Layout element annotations
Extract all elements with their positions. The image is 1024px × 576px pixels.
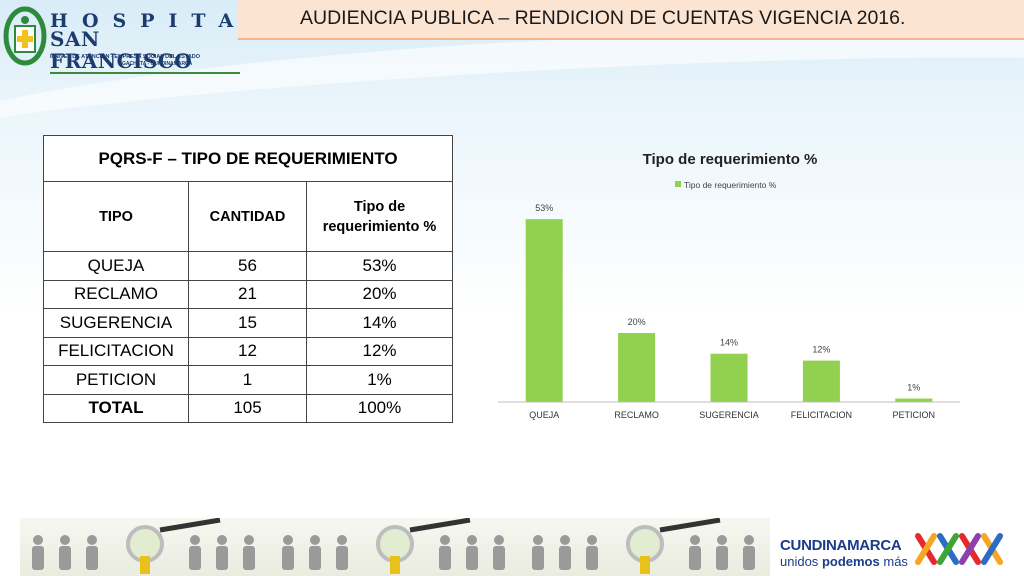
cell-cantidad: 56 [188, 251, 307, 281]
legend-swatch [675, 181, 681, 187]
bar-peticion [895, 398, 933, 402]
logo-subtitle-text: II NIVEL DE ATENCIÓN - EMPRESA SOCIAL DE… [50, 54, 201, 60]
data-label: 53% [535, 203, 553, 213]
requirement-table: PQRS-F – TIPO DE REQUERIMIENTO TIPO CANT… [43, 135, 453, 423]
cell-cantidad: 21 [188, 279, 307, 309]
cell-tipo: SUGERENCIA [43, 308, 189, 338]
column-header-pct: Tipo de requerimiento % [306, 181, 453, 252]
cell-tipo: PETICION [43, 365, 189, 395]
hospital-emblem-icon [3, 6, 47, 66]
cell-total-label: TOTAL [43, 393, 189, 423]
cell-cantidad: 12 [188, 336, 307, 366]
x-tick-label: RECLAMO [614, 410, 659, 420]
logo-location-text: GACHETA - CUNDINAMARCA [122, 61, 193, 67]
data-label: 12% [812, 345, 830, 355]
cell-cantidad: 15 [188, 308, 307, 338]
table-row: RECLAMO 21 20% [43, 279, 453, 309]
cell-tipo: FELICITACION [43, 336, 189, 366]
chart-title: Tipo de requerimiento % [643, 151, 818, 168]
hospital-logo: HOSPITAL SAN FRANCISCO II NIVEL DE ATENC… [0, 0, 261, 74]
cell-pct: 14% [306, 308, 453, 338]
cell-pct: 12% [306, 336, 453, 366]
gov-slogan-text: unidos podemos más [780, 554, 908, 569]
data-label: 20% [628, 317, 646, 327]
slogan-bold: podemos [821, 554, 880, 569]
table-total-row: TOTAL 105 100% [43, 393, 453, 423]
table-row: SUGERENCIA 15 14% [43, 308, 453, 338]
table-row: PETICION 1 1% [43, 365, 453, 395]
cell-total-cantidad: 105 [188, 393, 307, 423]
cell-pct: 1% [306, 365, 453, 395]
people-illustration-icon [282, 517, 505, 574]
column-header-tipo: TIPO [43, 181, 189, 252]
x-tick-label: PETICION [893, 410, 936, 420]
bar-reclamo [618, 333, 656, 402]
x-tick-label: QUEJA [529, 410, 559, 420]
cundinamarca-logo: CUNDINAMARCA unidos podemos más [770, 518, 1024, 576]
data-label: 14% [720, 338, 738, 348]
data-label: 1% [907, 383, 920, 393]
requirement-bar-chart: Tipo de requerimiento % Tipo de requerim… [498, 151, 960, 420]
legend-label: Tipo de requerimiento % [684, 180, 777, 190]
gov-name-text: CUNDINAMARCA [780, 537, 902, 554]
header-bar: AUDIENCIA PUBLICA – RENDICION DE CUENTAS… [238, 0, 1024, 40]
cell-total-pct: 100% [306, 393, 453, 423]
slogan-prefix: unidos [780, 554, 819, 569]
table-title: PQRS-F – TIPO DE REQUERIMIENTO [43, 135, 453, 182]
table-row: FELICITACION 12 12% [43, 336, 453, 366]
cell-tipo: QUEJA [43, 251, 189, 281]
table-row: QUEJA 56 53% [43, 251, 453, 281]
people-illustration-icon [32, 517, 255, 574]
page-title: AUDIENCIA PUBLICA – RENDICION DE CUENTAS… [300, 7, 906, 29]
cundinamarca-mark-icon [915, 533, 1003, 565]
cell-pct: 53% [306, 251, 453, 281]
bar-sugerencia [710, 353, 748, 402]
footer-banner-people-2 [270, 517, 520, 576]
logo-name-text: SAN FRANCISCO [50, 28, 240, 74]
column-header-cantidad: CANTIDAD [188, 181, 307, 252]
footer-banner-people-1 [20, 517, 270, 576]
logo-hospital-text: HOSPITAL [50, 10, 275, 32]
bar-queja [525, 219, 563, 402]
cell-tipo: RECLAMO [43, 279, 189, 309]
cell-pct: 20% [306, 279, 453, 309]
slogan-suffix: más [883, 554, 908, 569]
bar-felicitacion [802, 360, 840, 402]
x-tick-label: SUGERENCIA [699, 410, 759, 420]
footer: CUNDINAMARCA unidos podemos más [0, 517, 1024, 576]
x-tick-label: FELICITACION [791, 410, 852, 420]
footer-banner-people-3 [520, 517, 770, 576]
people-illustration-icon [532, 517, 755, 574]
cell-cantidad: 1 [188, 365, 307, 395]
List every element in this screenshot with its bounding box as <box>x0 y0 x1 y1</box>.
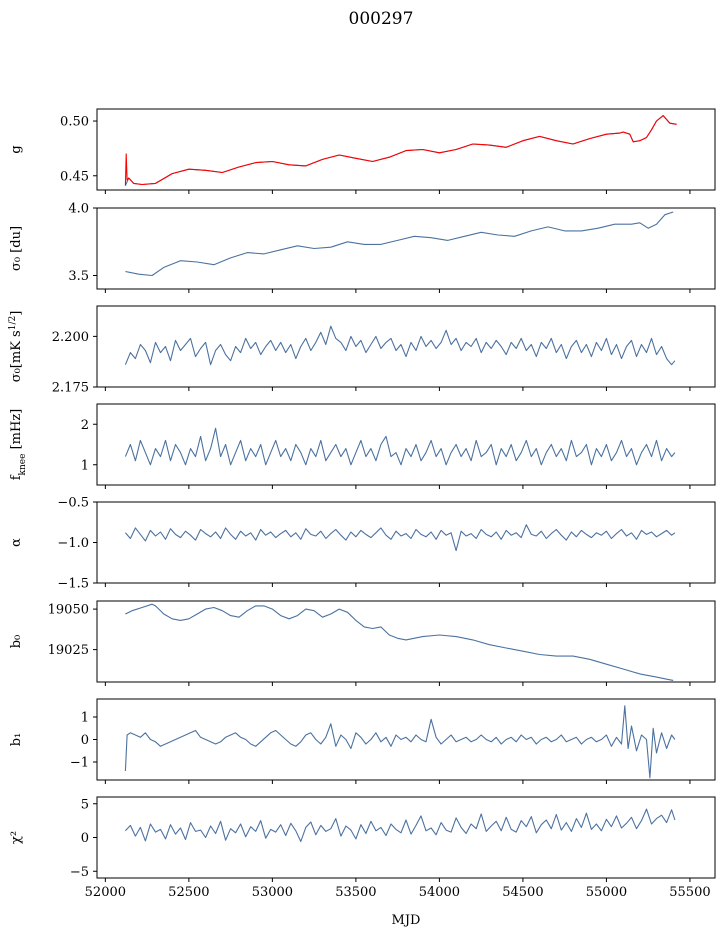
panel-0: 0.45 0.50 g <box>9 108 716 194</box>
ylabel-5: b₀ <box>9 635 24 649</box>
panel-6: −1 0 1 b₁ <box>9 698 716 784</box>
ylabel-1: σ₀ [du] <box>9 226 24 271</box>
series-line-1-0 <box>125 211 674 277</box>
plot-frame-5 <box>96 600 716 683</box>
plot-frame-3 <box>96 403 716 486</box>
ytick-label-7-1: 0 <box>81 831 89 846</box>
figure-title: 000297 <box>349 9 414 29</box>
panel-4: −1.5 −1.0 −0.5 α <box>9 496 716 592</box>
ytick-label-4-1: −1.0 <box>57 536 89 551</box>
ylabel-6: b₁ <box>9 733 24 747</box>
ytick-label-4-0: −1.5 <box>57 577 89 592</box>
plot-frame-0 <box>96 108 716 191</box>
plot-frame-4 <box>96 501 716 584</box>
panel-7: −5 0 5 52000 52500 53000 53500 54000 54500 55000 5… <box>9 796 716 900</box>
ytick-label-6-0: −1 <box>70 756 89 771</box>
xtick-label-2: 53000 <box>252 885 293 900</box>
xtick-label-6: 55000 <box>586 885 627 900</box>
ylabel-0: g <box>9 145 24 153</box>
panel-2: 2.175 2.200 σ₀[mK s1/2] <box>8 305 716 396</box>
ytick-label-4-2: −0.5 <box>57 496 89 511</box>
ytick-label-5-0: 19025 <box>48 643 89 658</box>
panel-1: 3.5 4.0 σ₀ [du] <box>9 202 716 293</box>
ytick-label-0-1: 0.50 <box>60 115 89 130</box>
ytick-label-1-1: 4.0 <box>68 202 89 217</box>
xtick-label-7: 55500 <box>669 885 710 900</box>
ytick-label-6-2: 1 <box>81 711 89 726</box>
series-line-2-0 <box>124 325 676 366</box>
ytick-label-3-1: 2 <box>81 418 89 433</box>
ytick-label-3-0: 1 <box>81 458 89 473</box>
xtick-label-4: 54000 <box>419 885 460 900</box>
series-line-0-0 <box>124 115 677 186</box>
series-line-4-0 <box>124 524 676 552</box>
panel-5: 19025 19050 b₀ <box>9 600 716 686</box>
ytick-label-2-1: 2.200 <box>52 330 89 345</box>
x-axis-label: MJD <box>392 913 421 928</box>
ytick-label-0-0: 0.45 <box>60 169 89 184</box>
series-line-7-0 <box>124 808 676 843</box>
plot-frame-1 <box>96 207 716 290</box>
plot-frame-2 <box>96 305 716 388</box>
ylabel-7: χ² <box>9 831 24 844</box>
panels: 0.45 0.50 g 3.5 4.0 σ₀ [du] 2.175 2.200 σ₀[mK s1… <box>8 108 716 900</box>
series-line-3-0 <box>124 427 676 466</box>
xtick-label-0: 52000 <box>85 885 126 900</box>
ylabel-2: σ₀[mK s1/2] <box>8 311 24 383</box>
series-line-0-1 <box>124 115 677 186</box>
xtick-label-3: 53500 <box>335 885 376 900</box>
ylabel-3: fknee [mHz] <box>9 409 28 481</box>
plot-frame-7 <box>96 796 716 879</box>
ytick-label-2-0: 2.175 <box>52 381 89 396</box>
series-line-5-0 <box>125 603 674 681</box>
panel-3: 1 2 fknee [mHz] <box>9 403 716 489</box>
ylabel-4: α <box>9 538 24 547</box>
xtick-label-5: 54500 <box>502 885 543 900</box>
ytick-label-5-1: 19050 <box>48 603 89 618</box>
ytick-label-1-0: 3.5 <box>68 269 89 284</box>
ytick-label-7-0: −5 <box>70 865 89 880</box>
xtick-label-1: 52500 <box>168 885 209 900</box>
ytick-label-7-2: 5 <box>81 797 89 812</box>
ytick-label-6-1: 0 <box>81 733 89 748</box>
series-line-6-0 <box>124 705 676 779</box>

▸ WRITTEN INSTRUCTION
Please repeat the items below, starting with the line that contains "cell-cantidad: 56 [188, 251, 307, 281]" and going on through the line that contains "gov-name-text: CUNDINAMARCA [780, 537, 902, 554]".

▸ CORRECT RESULT
cell-cantidad: 56 [188, 251, 307, 281]
legend-swatch [675, 181, 681, 187]
bar-peticion [895, 398, 933, 402]
logo-subtitle-text: II NIVEL DE ATENCIÓN - EMPRESA SOCIAL DE… [50, 54, 201, 60]
data-label: 53% [535, 203, 553, 213]
requirement-table: PQRS-F – TIPO DE REQUERIMIENTO TIPO CANT… [43, 135, 453, 423]
cell-cantidad: 21 [188, 279, 307, 309]
cell-tipo: SUGERENCIA [43, 308, 189, 338]
column-header-pct: Tipo de requerimiento % [306, 181, 453, 252]
cell-tipo: PETICION [43, 365, 189, 395]
hospital-emblem-icon [3, 6, 47, 66]
cell-total-label: TOTAL [43, 393, 189, 423]
cell-cantidad: 12 [188, 336, 307, 366]
x-tick-label: RECLAMO [614, 410, 659, 420]
logo-location-text: GACHETA - CUNDINAMARCA [122, 61, 193, 67]
data-label: 12% [812, 345, 830, 355]
cell-cantidad: 15 [188, 308, 307, 338]
table-row: RECLAMO 21 20% [43, 279, 453, 309]
cell-tipo: FELICITACION [43, 336, 189, 366]
chart-title: Tipo de requerimiento % [643, 151, 818, 168]
hospital-logo: HOSPITAL SAN FRANCISCO II NIVEL DE ATENC… [0, 0, 261, 74]
cell-pct: 14% [306, 308, 453, 338]
cell-pct: 12% [306, 336, 453, 366]
gov-slogan-text: unidos podemos más [780, 554, 908, 569]
data-label: 20% [628, 317, 646, 327]
slogan-bold: podemos [821, 554, 880, 569]
table-total-row: TOTAL 105 100% [43, 393, 453, 423]
table-row: SUGERENCIA 15 14% [43, 308, 453, 338]
table-row: PETICION 1 1% [43, 365, 453, 395]
cell-total-cantidad: 105 [188, 393, 307, 423]
cell-pct: 1% [306, 365, 453, 395]
people-illustration-icon [282, 517, 505, 574]
column-header-tipo: TIPO [43, 181, 189, 252]
x-tick-label: PETICION [893, 410, 936, 420]
bar-reclamo [618, 333, 656, 402]
x-tick-label: QUEJA [529, 410, 559, 420]
cundinamarca-logo: CUNDINAMARCA unidos podemos más [770, 518, 1024, 576]
data-label: 14% [720, 338, 738, 348]
data-label: 1% [907, 383, 920, 393]
requirement-bar-chart: Tipo de requerimiento % Tipo de requerim… [498, 151, 960, 420]
legend-label: Tipo de requerimiento % [684, 180, 777, 190]
gov-name-text: CUNDINAMARCA [780, 537, 902, 554]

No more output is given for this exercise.